- **INSTRUCTIONS FOR THE TASK**
Find every line in the records below that holds the word "menu", and copy each one.

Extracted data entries
'''

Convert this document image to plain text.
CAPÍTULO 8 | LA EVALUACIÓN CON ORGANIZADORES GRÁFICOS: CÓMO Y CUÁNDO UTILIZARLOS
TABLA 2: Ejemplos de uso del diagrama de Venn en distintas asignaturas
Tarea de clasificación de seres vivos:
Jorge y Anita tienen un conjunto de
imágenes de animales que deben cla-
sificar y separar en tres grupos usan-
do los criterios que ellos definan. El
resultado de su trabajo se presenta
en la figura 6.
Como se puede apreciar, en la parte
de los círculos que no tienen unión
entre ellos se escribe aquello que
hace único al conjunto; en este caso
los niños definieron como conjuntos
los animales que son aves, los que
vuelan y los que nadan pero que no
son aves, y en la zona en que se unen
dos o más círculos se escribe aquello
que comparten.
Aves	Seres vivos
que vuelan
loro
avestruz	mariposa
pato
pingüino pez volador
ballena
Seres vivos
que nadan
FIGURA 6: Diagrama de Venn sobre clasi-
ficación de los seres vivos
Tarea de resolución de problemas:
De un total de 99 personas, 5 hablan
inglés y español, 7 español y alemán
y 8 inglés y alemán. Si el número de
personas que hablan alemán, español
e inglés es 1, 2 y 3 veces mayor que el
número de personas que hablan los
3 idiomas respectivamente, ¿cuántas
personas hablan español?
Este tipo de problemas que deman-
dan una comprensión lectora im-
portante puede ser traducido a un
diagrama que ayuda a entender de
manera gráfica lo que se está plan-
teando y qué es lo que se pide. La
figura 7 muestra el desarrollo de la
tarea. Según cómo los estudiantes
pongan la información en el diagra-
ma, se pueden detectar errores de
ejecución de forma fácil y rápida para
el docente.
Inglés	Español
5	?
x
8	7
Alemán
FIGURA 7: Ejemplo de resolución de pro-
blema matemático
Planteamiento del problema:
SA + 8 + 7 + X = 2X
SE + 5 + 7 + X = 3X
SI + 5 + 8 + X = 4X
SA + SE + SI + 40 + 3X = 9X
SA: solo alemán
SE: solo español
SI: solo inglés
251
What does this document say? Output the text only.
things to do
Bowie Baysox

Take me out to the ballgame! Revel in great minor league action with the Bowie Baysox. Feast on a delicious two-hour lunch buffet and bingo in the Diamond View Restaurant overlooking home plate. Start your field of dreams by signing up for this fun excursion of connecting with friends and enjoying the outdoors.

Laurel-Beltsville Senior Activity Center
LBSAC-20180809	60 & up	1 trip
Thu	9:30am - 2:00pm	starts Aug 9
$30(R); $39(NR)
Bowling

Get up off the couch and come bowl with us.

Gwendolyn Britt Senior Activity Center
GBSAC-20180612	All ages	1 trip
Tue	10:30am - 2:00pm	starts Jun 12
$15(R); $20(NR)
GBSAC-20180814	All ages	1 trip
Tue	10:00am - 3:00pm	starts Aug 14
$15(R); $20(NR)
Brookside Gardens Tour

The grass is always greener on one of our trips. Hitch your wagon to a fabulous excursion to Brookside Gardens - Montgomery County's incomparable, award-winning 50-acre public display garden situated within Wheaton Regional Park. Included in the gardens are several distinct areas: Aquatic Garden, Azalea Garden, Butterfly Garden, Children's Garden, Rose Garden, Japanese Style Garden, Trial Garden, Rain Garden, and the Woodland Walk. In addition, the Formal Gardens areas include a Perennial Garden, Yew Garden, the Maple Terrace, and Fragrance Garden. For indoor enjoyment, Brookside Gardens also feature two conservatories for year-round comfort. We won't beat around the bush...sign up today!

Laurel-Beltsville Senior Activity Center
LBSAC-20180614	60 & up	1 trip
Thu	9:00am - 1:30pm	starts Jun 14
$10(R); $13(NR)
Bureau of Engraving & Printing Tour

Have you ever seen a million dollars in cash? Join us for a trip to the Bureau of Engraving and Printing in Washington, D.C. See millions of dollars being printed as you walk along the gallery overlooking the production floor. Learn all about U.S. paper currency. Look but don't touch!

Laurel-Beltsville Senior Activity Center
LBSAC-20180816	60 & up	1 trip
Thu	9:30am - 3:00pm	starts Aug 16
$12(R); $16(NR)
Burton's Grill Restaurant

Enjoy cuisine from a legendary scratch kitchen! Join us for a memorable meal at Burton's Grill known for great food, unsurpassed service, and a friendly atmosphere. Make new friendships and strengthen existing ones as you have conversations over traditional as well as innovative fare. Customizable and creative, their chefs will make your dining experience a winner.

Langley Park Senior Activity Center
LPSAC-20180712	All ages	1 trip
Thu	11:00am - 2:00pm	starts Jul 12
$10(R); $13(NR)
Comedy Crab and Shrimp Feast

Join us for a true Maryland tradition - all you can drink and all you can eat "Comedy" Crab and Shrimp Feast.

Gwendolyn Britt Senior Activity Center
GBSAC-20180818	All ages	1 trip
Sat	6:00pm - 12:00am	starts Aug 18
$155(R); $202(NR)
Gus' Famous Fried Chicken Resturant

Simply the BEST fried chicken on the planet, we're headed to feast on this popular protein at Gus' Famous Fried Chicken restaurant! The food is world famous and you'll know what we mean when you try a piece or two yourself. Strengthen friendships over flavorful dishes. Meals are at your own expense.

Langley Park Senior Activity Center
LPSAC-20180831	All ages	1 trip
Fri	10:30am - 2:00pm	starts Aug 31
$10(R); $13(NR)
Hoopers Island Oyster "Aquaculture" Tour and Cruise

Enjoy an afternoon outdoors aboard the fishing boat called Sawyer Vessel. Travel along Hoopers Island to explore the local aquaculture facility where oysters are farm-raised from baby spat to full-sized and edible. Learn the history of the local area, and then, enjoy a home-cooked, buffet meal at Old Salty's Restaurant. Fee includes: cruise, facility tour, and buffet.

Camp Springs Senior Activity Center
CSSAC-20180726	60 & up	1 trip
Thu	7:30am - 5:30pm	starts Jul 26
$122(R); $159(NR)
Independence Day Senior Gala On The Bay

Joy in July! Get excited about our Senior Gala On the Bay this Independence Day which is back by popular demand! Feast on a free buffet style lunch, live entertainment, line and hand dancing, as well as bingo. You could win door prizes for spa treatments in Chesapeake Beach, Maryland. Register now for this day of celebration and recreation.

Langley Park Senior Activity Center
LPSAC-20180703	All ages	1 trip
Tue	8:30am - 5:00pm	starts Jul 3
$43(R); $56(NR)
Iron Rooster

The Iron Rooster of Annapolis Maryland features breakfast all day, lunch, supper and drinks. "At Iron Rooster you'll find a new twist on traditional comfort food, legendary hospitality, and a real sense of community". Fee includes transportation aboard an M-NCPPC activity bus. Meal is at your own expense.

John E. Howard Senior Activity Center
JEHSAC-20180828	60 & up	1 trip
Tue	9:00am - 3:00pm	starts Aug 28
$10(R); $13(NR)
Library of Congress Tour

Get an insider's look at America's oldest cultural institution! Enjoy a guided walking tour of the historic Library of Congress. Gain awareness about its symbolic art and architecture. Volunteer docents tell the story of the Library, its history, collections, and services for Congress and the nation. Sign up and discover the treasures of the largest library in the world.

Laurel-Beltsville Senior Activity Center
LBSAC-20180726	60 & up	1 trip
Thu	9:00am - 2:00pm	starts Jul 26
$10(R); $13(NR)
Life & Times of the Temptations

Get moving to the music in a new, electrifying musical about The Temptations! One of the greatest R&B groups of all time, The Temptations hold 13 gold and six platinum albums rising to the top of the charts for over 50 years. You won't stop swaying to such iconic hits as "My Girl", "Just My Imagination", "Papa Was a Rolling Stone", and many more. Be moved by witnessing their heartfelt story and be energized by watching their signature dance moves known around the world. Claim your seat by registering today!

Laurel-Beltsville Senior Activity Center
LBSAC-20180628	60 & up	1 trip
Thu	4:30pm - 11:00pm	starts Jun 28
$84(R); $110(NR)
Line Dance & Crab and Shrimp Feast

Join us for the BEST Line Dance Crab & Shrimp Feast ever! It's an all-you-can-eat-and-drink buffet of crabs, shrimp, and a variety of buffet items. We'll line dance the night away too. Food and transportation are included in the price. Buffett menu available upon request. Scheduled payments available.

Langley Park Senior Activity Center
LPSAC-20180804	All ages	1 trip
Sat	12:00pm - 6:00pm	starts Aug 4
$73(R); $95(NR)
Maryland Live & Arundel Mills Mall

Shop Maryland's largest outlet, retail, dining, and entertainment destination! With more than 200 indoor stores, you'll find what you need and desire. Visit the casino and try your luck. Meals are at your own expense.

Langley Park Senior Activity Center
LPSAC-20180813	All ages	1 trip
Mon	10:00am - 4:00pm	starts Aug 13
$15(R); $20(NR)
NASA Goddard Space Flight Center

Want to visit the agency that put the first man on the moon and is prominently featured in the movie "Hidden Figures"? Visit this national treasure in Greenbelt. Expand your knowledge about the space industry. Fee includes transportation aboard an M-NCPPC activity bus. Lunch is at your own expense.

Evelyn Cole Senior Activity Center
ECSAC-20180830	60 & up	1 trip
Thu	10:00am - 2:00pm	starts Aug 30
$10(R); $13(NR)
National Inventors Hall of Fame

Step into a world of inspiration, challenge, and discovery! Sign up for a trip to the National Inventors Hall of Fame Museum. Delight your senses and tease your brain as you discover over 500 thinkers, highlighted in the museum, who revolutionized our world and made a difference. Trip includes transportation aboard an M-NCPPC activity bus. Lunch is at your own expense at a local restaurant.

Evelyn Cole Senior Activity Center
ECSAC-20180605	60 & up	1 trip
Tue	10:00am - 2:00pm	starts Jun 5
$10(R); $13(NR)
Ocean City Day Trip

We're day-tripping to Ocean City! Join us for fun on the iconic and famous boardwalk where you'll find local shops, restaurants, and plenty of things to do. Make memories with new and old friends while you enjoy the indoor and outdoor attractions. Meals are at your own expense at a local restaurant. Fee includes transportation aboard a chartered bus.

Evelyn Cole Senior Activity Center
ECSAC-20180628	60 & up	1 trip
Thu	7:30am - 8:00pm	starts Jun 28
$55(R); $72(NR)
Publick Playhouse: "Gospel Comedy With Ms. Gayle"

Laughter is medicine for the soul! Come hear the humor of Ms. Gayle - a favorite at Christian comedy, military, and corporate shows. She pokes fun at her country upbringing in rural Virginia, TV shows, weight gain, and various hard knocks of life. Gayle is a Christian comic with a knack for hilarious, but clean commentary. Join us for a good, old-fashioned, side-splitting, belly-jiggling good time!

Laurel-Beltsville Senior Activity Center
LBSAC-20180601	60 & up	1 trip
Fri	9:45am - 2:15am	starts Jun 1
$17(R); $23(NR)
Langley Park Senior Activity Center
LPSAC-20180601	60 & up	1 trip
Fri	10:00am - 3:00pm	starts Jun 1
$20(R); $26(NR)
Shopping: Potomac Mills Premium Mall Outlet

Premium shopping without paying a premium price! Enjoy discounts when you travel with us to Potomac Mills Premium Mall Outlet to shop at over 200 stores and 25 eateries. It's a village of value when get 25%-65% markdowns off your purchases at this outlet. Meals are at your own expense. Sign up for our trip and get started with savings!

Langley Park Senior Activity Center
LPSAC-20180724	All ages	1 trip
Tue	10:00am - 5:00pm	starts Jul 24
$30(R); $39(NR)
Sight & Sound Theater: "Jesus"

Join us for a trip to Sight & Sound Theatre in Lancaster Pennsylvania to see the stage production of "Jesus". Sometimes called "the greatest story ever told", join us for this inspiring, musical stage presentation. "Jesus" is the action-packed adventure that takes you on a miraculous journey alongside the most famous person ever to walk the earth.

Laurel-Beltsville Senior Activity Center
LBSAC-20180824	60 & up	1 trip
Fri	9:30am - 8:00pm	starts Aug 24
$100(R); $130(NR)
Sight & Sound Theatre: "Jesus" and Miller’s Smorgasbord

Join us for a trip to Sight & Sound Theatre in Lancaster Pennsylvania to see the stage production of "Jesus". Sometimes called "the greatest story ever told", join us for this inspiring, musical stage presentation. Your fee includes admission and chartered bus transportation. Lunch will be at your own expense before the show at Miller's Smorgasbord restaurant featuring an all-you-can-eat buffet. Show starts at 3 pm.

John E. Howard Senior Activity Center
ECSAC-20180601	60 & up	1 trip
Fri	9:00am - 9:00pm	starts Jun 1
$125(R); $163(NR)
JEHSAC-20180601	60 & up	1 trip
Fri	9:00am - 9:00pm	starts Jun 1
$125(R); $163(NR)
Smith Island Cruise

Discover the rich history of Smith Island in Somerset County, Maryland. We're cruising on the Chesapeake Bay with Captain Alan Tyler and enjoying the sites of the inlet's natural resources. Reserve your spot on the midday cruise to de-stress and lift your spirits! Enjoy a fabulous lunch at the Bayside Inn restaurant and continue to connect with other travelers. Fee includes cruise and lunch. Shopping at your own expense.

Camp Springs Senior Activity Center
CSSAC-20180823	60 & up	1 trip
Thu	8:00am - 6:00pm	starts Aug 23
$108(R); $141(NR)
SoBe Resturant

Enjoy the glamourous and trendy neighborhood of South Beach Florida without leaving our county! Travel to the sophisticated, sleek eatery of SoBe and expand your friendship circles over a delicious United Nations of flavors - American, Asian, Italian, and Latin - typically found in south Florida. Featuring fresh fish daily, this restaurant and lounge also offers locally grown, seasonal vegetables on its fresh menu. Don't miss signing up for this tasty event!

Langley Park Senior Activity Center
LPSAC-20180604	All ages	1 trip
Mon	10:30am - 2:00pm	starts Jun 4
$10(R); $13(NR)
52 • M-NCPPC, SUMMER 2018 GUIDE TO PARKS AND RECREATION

'''

- **SOLVED PROBLEM**
Join us for the BEST Line Dance Crab & Shrimp Feast ever! It's an all-you-can-eat-and-drink buffet of crabs, shrimp, and a variety of buffet items. We'll line dance the night away too. Food and transportation are included in the price. Buffett menu available upon request. Scheduled payments available.
Enjoy the glamourous and trendy neighborhood of South Beach Florida without leaving our county! Travel to the sophisticated, sleek eatery of SoBe and expand your friendship circles over a delicious United Nations of flavors - American, Asian, Italian, and Latin - typically found in south Florida. Featuring fresh fish daily, this restaurant and lounge also offers locally grown, seasonal vegetables on its fresh menu. Don't miss signing up for this tasty event!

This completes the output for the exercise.